(Page element annotations)
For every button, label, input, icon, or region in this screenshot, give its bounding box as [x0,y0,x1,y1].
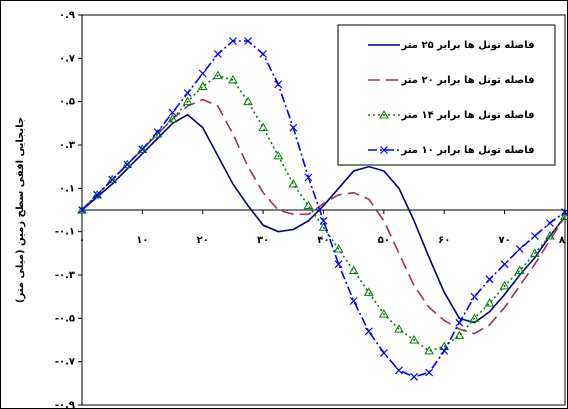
data-point [107,174,118,184]
data-point [379,308,389,318]
data-point [273,150,284,160]
data-point [560,211,568,220]
legend-marker [379,109,389,119]
data-point [168,108,177,117]
data-point [122,159,133,168]
x-tick-label: ۷۰ [499,235,511,246]
data-point [469,313,480,322]
data-point [485,275,494,284]
legend-label: فاصله تونل ها برابر ۲۵ متر [400,40,534,51]
data-point [455,318,464,327]
y-tick-label: ۰.۵ [59,97,75,108]
series-line [81,74,566,352]
data-point [545,230,555,240]
data-point [212,70,223,80]
data-point [229,37,237,45]
y-axis-title: جابجایی افقی سطح زمین (میلی متر) [15,117,26,303]
data-point [499,280,510,290]
data-point [424,345,435,355]
data-point [258,122,268,132]
y-tick-label: -۰.۱ [55,227,75,238]
x-tick-label: ۶۰ [438,235,450,246]
series-line [81,40,566,378]
data-point [78,206,86,214]
data-point [425,368,434,377]
data-point [319,216,328,225]
x-tick-label: ۸۰ [559,235,568,246]
data-point [529,248,540,257]
x-tick-label: ۵۰ [378,235,390,246]
data-point [228,74,238,84]
data-point [395,366,403,375]
data-point [500,260,509,269]
data-point [182,96,193,106]
x-tick-label: ۴۰ [317,235,329,246]
data-point [289,123,298,132]
data-point [77,204,87,214]
data-point [153,128,162,136]
data-point [454,330,465,340]
data-point [303,200,314,210]
legend-label: فاصله تونل ها برابر ۲۰ متر [400,75,534,86]
y-tick-label: -۰.۵ [55,313,75,324]
legend [337,24,556,166]
series-line [81,113,566,324]
data-point [259,50,268,58]
data-point [334,260,343,269]
data-point [470,292,479,301]
series-line [81,98,566,335]
data-point [274,80,283,89]
data-point [243,96,253,106]
data-point [137,144,148,153]
data-point [561,208,568,217]
y-tick-label: ۰.۷ [59,53,75,64]
data-point [333,243,344,253]
data-point [515,245,524,253]
data-point [138,145,147,154]
y-tick-label: -۰.۹ [55,400,75,409]
legend-label: فاصله تونل ها برابر ۱۴ متر [400,110,534,121]
data-point [167,113,178,123]
data-point [288,178,299,188]
data-point [123,160,132,169]
data-point [514,265,525,275]
y-tick-label: -۰.۳ [55,270,75,281]
y-tick-label: ۰.۹ [59,10,75,21]
data-point [183,89,192,97]
data-point [92,189,102,199]
x-tick-label: ۰ [79,235,85,246]
data-point [530,232,539,240]
data-point [197,81,208,90]
data-point [349,297,358,305]
data-point [409,334,419,344]
data-point [304,173,313,182]
legend-label: فاصله تونل ها برابر ۱۰ متر [400,145,534,156]
data-point [348,265,359,275]
x-tick-label: ۱۰ [136,235,148,246]
data-point [545,219,554,227]
data-point [93,190,102,199]
data-point [244,37,252,45]
data-point [379,349,388,357]
x-tick-label: ۲۰ [197,235,209,246]
data-point [108,175,117,184]
data-point [484,298,495,307]
data-point [410,372,418,381]
data-point [213,50,222,58]
y-tick-label: ۰.۱ [59,183,75,194]
data-point [440,346,449,355]
y-tick-label: ۰.۳ [59,140,75,151]
data-point [363,287,374,296]
y-tick-label: -۰.۷ [55,357,75,368]
legend-marker [380,146,388,154]
data-point [364,327,373,336]
x-tick-label: ۳۰ [257,235,269,246]
data-point [198,69,207,78]
data-point [394,324,404,333]
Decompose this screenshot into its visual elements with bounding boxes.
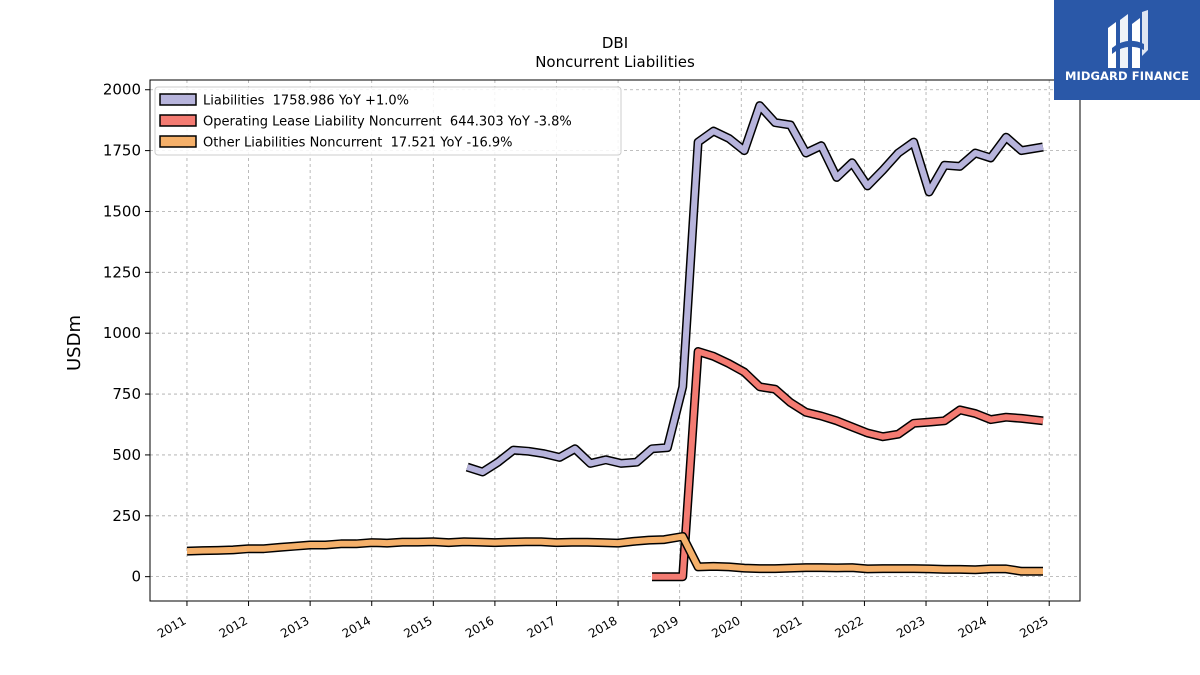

- _Exercise directions_:
Return every item above word for word, omitting the pictures.

- _Reply to the task_:
For every button, label, input, icon, or region in this screenshot, give its bounding box as [x0,y0,x1,y1].
data-point [107,174,118,184]
data-point [379,308,389,318]
data-point [273,150,284,160]
data-point [560,211,568,220]
legend-marker [379,109,389,119]
data-point [168,108,177,117]
data-point [122,159,133,168]
x-tick-label: ۷۰ [499,235,511,246]
data-point [469,313,480,322]
data-point [485,275,494,284]
legend-label: فاصله تونل ها برابر ۲۵ متر [400,40,534,51]
data-point [455,318,464,327]
y-tick-label: ۰.۵ [59,97,75,108]
series-line [81,74,566,352]
data-point [545,230,555,240]
data-point [212,70,223,80]
data-point [229,37,237,45]
y-axis-title: جابجایی افقی سطح زمین (میلی متر) [15,117,26,303]
data-point [499,280,510,290]
data-point [424,345,435,355]
data-point [258,122,268,132]
y-tick-label: -۰.۱ [55,227,75,238]
x-tick-label: ۶۰ [438,235,450,246]
series-line [81,40,566,378]
data-point [78,206,86,214]
data-point [425,368,434,377]
data-point [319,216,328,225]
x-tick-label: ۸۰ [559,235,568,246]
data-point [529,248,540,257]
x-tick-label: ۵۰ [378,235,390,246]
data-point [228,74,238,84]
data-point [395,366,403,375]
data-point [500,260,509,269]
data-point [182,96,193,106]
x-tick-label: ۴۰ [317,235,329,246]
data-point [289,123,298,132]
data-point [77,204,87,214]
data-point [153,128,162,136]
data-point [454,330,465,340]
data-point [303,200,314,210]
legend-label: فاصله تونل ها برابر ۲۰ متر [400,75,534,86]
y-tick-label: -۰.۵ [55,313,75,324]
legend [337,24,556,166]
series-line [81,113,566,324]
data-point [259,50,268,58]
data-point [334,260,343,269]
data-point [470,292,479,301]
series-line [81,98,566,335]
data-point [274,80,283,89]
data-point [243,96,253,106]
data-point [137,144,148,153]
data-point [561,208,568,217]
y-tick-label: ۰.۷ [59,53,75,64]
data-point [333,243,344,253]
data-point [515,245,524,253]
data-point [138,145,147,154]
y-tick-label: -۰.۹ [55,400,75,409]
legend-label: فاصله تونل ها برابر ۱۴ متر [400,110,534,121]
data-point [167,113,178,123]
data-point [288,178,299,188]
data-point [123,160,132,169]
data-point [514,265,525,275]
y-tick-label: -۰.۳ [55,270,75,281]
y-tick-label: ۰.۹ [59,10,75,21]
data-point [183,89,192,97]
data-point [92,189,102,199]
x-tick-label: ۰ [79,235,85,246]
data-point [530,232,539,240]
data-point [197,81,208,90]
data-point [349,297,358,305]
data-point [409,334,419,344]
data-point [304,173,313,182]
legend-label: فاصله تونل ها برابر ۱۰ متر [400,145,534,156]
data-point [348,265,359,275]
x-tick-label: ۱۰ [136,235,148,246]
data-point [545,219,554,227]
data-point [93,190,102,199]
data-point [244,37,252,45]
data-point [379,349,388,357]
x-tick-label: ۲۰ [197,235,209,246]
data-point [108,175,117,184]
data-point [484,298,495,307]
data-point [410,372,418,381]
data-point [213,50,222,58]
y-tick-label: ۰.۱ [59,183,75,194]
data-point [440,346,449,355]
y-tick-label: ۰.۳ [59,140,75,151]
data-point [363,287,374,296]
y-tick-label: -۰.۷ [55,357,75,368]
legend-marker [380,146,388,154]
data-point [364,327,373,336]
x-tick-label: ۳۰ [257,235,269,246]
data-point [198,69,207,78]
data-point [394,324,404,333]
Decompose this screenshot into its visual elements with bounding boxes.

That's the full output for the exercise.